### What is expected
Return the listing below word for word.

### Input rows
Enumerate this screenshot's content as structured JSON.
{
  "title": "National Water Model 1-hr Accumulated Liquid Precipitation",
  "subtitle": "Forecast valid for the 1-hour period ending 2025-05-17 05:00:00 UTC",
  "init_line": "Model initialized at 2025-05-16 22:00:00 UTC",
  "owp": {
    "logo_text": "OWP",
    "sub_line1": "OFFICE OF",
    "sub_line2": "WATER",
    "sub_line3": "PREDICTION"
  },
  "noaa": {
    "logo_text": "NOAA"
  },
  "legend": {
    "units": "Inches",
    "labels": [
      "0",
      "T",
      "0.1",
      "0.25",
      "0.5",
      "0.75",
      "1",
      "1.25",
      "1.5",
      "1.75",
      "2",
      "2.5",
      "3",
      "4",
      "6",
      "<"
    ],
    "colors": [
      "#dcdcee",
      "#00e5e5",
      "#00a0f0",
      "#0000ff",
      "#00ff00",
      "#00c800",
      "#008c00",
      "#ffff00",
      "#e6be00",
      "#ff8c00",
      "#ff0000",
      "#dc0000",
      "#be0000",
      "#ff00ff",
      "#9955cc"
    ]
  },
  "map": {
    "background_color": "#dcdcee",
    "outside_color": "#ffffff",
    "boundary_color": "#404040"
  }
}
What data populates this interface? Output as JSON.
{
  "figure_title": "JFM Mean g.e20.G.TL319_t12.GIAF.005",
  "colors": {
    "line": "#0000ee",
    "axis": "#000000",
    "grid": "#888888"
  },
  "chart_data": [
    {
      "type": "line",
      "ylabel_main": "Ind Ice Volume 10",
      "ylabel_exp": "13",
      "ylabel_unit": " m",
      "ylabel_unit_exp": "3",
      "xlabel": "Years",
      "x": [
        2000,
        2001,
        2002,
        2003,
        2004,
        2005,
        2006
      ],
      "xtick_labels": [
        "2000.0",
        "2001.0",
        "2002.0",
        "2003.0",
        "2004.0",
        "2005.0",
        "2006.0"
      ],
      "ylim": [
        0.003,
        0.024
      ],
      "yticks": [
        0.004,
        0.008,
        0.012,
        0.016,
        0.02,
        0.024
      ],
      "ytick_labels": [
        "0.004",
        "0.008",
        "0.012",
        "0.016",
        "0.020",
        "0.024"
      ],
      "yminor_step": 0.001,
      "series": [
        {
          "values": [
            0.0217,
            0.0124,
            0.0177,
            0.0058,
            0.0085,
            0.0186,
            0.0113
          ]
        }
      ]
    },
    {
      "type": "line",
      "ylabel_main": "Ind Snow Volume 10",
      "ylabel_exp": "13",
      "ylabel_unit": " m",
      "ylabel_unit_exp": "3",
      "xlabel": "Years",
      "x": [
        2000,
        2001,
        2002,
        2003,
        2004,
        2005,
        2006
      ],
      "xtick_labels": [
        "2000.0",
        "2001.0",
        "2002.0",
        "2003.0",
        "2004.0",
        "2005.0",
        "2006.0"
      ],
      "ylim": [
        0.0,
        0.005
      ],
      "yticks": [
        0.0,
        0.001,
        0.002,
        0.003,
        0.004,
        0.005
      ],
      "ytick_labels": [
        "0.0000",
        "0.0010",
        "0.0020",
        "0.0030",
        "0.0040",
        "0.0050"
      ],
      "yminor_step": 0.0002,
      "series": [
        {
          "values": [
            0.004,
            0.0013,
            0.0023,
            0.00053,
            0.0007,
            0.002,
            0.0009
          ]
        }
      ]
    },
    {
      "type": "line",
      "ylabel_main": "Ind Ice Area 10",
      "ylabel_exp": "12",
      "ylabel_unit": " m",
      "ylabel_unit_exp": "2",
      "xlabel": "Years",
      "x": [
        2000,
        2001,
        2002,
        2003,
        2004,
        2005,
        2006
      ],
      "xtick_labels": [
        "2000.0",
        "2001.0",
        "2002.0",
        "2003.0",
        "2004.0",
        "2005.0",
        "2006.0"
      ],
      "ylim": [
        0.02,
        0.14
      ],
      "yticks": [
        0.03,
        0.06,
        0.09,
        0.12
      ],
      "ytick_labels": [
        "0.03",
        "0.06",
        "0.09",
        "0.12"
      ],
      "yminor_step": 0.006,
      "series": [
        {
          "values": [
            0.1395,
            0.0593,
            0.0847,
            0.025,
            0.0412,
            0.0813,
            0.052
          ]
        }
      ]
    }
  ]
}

### Solution for this exercise
Enumerate this screenshot's content as structured JSON.
{
  "title": "National Water Model 1-hr Accumulated Liquid Precipitation",
  "subtitle": "Forecast valid for the 1-hour period ending 2025-05-17 05:00:00 UTC",
  "init_line": "Model initialized at 2025-05-16 22:00:00 UTC",
  "owp": {
    "logo_text": "OWP",
    "sub_line1": "OFFICE OF",
    "sub_line2": "WATER",
    "sub_line3": "PREDICTION"
  },
  "noaa": {
    "logo_text": "NOAA"
  },
  "legend": {
    "units": "Inches",
    "labels": [
      "0",
      "T",
      "0.1",
      "0.25",
      "0.5",
      "0.75",
      "1",
      "1.25",
      "1.5",
      "1.75",
      "2",
      "2.5",
      "3",
      "4",
      "6",
      "<"
    ],
    "colors": [
      "#dcdcee",
      "#00e5e5",
      "#00a0f0",
      "#0000ff",
      "#00ff00",
      "#00c800",
      "#008c00",
      "#ffff00",
      "#e6be00",
      "#ff8c00",
      "#ff0000",
      "#dc0000",
      "#be0000",
      "#ff00ff",
      "#9955cc"
    ]
  },
  "map": {
    "background_color": "#dcdcee",
    "outside_color": "#ffffff",
    "boundary_color": "#404040"
  }
}
What data populates this interface? Output as JSON.
{
  "figure_title": "JFM Mean g.e20.G.TL319_t12.GIAF.005",
  "colors": {
    "line": "#0000ee",
    "axis": "#000000",
    "grid": "#888888"
  },
  "chart_data": [
    {
      "type": "line",
      "ylabel_main": "Ind Ice Volume 10",
      "ylabel_exp": "13",
      "ylabel_unit": " m",
      "ylabel_unit_exp": "3",
      "xlabel": "Years",
      "x": [
        2000,
        2001,
        2002,
        2003,
        2004,
        2005,
        2006
      ],
      "xtick_labels": [
        "2000.0",
        "2001.0",
        "2002.0",
        "2003.0",
        "2004.0",
        "2005.0",
        "2006.0"
      ],
      "ylim": [
        0.003,
        0.024
      ],
      "yticks": [
        0.004,
        0.008,
        0.012,
        0.016,
        0.02,
        0.024
      ],
      "ytick_labels": [
        "0.004",
        "0.008",
        "0.012",
        "0.016",
        "0.020",
        "0.024"
      ],
      "yminor_step": 0.001,
      "series": [
        {
          "values": [
            0.0217,
            0.0124,
            0.0177,
            0.0058,
            0.0085,
            0.0186,
            0.0113
          ]
        }
      ]
    },
    {
      "type": "line",
      "ylabel_main": "Ind Snow Volume 10",
      "ylabel_exp": "13",
      "ylabel_unit": " m",
      "ylabel_unit_exp": "3",
      "xlabel": "Years",
      "x": [
        2000,
        2001,
        2002,
        2003,
        2004,
        2005,
        2006
      ],
      "xtick_labels": [
        "2000.0",
        "2001.0",
        "2002.0",
        "2003.0",
        "2004.0",
        "2005.0",
        "2006.0"
      ],
      "ylim": [
        0.0,
        0.005
      ],
      "yticks": [
        0.0,
        0.001,
        0.002,
        0.003,
        0.004,
        0.005
      ],
      "ytick_labels": [
        "0.0000",
        "0.0010",
        "0.0020",
        "0.0030",
        "0.0040",
        "0.0050"
      ],
      "yminor_step": 0.0002,
      "series": [
        {
          "values": [
            0.004,
            0.0013,
            0.0023,
            0.00053,
            0.0007,
            0.002,
            0.0009
          ]
        }
      ]
    },
    {
      "type": "line",
      "ylabel_main": "Ind Ice Area 10",
      "ylabel_exp": "12",
      "ylabel_unit": " m",
      "ylabel_unit_exp": "2",
      "xlabel": "Years",
      "x": [
        2000,
        2001,
        2002,
        2003,
        2004,
        2005,
        2006
      ],
      "xtick_labels": [
        "2000.0",
        "2001.0",
        "2002.0",
        "2003.0",
        "2004.0",
        "2005.0",
        "2006.0"
      ],
      "ylim": [
        0.02,
        0.14
      ],
      "yticks": [
        0.03,
        0.06,
        0.09,
        0.12
      ],
      "ytick_labels": [
        "0.03",
        "0.06",
        "0.09",
        "0.12"
      ],
      "yminor_step": 0.006,
      "series": [
        {
          "values": [
            0.1395,
            0.0593,
            0.0847,
            0.025,
            0.0412,
            0.0813,
            0.052
          ]
        }
      ]
    }
  ]
}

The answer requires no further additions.